**Provided information**
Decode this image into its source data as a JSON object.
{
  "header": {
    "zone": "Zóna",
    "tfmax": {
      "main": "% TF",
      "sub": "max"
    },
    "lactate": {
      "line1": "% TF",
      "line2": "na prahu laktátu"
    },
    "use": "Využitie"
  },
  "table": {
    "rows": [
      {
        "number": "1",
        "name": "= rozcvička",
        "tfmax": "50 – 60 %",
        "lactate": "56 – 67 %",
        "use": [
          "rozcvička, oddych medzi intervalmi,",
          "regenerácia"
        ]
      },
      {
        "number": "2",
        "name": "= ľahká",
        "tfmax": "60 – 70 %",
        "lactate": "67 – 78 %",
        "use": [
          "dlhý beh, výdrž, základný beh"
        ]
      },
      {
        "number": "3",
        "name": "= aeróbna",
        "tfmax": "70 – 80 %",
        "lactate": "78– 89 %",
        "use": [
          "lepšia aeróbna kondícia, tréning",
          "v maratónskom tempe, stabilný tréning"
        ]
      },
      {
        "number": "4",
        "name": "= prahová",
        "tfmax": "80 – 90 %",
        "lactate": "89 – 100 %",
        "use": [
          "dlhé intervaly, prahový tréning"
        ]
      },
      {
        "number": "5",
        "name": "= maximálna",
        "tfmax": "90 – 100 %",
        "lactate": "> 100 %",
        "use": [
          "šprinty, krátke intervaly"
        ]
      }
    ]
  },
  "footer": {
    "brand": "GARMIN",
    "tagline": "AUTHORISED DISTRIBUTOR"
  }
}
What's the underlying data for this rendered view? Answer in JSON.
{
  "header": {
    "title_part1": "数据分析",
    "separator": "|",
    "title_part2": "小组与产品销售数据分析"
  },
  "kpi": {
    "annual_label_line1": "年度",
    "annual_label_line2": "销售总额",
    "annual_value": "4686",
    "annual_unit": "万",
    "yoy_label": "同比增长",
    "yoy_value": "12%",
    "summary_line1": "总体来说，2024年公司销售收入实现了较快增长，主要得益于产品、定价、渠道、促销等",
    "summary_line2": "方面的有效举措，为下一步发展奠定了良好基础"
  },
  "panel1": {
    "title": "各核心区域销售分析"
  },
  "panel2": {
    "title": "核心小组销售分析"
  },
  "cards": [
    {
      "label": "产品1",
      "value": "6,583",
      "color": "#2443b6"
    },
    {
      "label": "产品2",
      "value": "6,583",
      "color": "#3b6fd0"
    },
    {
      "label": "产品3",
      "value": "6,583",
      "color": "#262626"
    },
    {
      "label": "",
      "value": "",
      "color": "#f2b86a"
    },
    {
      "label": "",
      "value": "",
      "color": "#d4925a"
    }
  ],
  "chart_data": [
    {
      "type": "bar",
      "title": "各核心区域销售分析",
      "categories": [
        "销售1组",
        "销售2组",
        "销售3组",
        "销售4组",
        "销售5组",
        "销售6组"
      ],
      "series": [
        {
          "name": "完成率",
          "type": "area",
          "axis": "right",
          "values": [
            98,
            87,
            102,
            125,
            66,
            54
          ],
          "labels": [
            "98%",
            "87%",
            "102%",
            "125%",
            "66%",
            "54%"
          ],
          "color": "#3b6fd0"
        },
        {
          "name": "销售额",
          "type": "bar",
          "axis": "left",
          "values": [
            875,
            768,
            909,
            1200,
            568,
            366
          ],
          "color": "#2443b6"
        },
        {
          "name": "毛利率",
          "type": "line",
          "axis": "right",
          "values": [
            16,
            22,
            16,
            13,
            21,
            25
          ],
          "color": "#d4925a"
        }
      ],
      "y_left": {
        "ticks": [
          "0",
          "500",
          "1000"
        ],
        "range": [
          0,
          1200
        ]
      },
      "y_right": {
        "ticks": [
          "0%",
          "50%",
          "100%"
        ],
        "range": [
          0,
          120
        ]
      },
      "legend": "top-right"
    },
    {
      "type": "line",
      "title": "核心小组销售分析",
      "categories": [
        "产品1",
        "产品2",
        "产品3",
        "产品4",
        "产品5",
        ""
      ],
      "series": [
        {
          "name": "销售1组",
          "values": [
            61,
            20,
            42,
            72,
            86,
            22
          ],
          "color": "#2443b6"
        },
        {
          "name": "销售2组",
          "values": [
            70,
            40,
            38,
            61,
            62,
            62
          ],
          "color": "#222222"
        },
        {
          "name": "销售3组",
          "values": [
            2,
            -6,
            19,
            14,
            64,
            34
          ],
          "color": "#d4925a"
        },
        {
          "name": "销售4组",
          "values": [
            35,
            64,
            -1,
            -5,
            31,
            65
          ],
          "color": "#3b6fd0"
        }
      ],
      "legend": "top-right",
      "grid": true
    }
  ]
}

**Direction**
Print every record above exactly as written.

**Answer for the task**
Decode this image into its source data as a JSON object.
{
  "header": {
    "zone": "Zóna",
    "tfmax": {
      "main": "% TF",
      "sub": "max"
    },
    "lactate": {
      "line1": "% TF",
      "line2": "na prahu laktátu"
    },
    "use": "Využitie"
  },
  "table": {
    "rows": [
      {
        "number": "1",
        "name": "= rozcvička",
        "tfmax": "50 – 60 %",
        "lactate": "56 – 67 %",
        "use": [
          "rozcvička, oddych medzi intervalmi,",
          "regenerácia"
        ]
      },
      {
        "number": "2",
        "name": "= ľahká",
        "tfmax": "60 – 70 %",
        "lactate": "67 – 78 %",
        "use": [
          "dlhý beh, výdrž, základný beh"
        ]
      },
      {
        "number": "3",
        "name": "= aeróbna",
        "tfmax": "70 – 80 %",
        "lactate": "78– 89 %",
        "use": [
          "lepšia aeróbna kondícia, tréning",
          "v maratónskom tempe, stabilný tréning"
        ]
      },
      {
        "number": "4",
        "name": "= prahová",
        "tfmax": "80 – 90 %",
        "lactate": "89 – 100 %",
        "use": [
          "dlhé intervaly, prahový tréning"
        ]
      },
      {
        "number": "5",
        "name": "= maximálna",
        "tfmax": "90 – 100 %",
        "lactate": "> 100 %",
        "use": [
          "šprinty, krátke intervaly"
        ]
      }
    ]
  },
  "footer": {
    "brand": "GARMIN",
    "tagline": "AUTHORISED DISTRIBUTOR"
  }
}
What's the underlying data for this rendered view? Answer in JSON.
{
  "header": {
    "title_part1": "数据分析",
    "separator": "|",
    "title_part2": "小组与产品销售数据分析"
  },
  "kpi": {
    "annual_label_line1": "年度",
    "annual_label_line2": "销售总额",
    "annual_value": "4686",
    "annual_unit": "万",
    "yoy_label": "同比增长",
    "yoy_value": "12%",
    "summary_line1": "总体来说，2024年公司销售收入实现了较快增长，主要得益于产品、定价、渠道、促销等",
    "summary_line2": "方面的有效举措，为下一步发展奠定了良好基础"
  },
  "panel1": {
    "title": "各核心区域销售分析"
  },
  "panel2": {
    "title": "核心小组销售分析"
  },
  "cards": [
    {
      "label": "产品1",
      "value": "6,583",
      "color": "#2443b6"
    },
    {
      "label": "产品2",
      "value": "6,583",
      "color": "#3b6fd0"
    },
    {
      "label": "产品3",
      "value": "6,583",
      "color": "#262626"
    },
    {
      "label": "",
      "value": "",
      "color": "#f2b86a"
    },
    {
      "label": "",
      "value": "",
      "color": "#d4925a"
    }
  ],
  "chart_data": [
    {
      "type": "bar",
      "title": "各核心区域销售分析",
      "categories": [
        "销售1组",
        "销售2组",
        "销售3组",
        "销售4组",
        "销售5组",
        "销售6组"
      ],
      "series": [
        {
          "name": "完成率",
          "type": "area",
          "axis": "right",
          "values": [
            98,
            87,
            102,
            125,
            66,
            54
          ],
          "labels": [
            "98%",
            "87%",
            "102%",
            "125%",
            "66%",
            "54%"
          ],
          "color": "#3b6fd0"
        },
        {
          "name": "销售额",
          "type": "bar",
          "axis": "left",
          "values": [
            875,
            768,
            909,
            1200,
            568,
            366
          ],
          "color": "#2443b6"
        },
        {
          "name": "毛利率",
          "type": "line",
          "axis": "right",
          "values": [
            16,
            22,
            16,
            13,
            21,
            25
          ],
          "color": "#d4925a"
        }
      ],
      "y_left": {
        "ticks": [
          "0",
          "500",
          "1000"
        ],
        "range": [
          0,
          1200
        ]
      },
      "y_right": {
        "ticks": [
          "0%",
          "50%",
          "100%"
        ],
        "range": [
          0,
          120
        ]
      },
      "legend": "top-right"
    },
    {
      "type": "line",
      "title": "核心小组销售分析",
      "categories": [
        "产品1",
        "产品2",
        "产品3",
        "产品4",
        "产品5",
        ""
      ],
      "series": [
        {
          "name": "销售1组",
          "values": [
            61,
            20,
            42,
            72,
            86,
            22
          ],
          "color": "#2443b6"
        },
        {
          "name": "销售2组",
          "values": [
            70,
            40,
            38,
            61,
            62,
            62
          ],
          "color": "#222222"
        },
        {
          "name": "销售3组",
          "values": [
            2,
            -6,
            19,
            14,
            64,
            34
          ],
          "color": "#d4925a"
        },
        {
          "name": "销售4组",
          "values": [
            35,
            64,
            -1,
            -5,
            31,
            65
          ],
          "color": "#3b6fd0"
        }
      ],
      "legend": "top-right",
      "grid": true
    }
  ]
}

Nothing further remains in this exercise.